Dataset excerpts:

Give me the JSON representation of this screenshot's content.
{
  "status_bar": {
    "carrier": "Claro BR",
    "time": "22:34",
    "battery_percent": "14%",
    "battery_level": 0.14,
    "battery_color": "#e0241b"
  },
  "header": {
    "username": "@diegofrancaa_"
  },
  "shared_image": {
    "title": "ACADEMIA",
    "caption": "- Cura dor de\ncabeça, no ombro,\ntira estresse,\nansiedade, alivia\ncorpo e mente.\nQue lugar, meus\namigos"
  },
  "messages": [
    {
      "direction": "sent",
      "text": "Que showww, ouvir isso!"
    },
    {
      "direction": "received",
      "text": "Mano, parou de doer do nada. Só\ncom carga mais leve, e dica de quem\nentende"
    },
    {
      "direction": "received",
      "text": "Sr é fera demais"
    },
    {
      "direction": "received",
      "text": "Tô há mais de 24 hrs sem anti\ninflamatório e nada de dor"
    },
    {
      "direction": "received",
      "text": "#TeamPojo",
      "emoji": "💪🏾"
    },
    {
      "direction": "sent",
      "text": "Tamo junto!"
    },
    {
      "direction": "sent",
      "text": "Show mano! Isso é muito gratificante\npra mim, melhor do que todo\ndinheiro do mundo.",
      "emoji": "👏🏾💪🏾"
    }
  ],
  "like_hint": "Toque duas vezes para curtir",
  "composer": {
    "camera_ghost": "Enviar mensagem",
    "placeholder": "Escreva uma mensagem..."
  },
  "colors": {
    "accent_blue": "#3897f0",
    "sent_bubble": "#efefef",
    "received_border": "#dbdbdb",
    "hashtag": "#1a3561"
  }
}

CHALLENGE:
Write every entry out again exactly.

WRITTEN SOLUTION:
Give me the JSON representation of this screenshot's content.
{
  "status_bar": {
    "carrier": "Claro BR",
    "time": "22:34",
    "battery_percent": "14%",
    "battery_level": 0.14,
    "battery_color": "#e0241b"
  },
  "header": {
    "username": "@diegofrancaa_"
  },
  "shared_image": {
    "title": "ACADEMIA",
    "caption": "- Cura dor de\ncabeça, no ombro,\ntira estresse,\nansiedade, alivia\ncorpo e mente.\nQue lugar, meus\namigos"
  },
  "messages": [
    {
      "direction": "sent",
      "text": "Que showww, ouvir isso!"
    },
    {
      "direction": "received",
      "text": "Mano, parou de doer do nada. Só\ncom carga mais leve, e dica de quem\nentende"
    },
    {
      "direction": "received",
      "text": "Sr é fera demais"
    },
    {
      "direction": "received",
      "text": "Tô há mais de 24 hrs sem anti\ninflamatório e nada de dor"
    },
    {
      "direction": "received",
      "text": "#TeamPojo",
      "emoji": "💪🏾"
    },
    {
      "direction": "sent",
      "text": "Tamo junto!"
    },
    {
      "direction": "sent",
      "text": "Show mano! Isso é muito gratificante\npra mim, melhor do que todo\ndinheiro do mundo.",
      "emoji": "👏🏾💪🏾"
    }
  ],
  "like_hint": "Toque duas vezes para curtir",
  "composer": {
    "camera_ghost": "Enviar mensagem",
    "placeholder": "Escreva uma mensagem..."
  },
  "colors": {
    "accent_blue": "#3897f0",
    "sent_bubble": "#efefef",
    "received_border": "#dbdbdb",
    "hashtag": "#1a3561"
  }
}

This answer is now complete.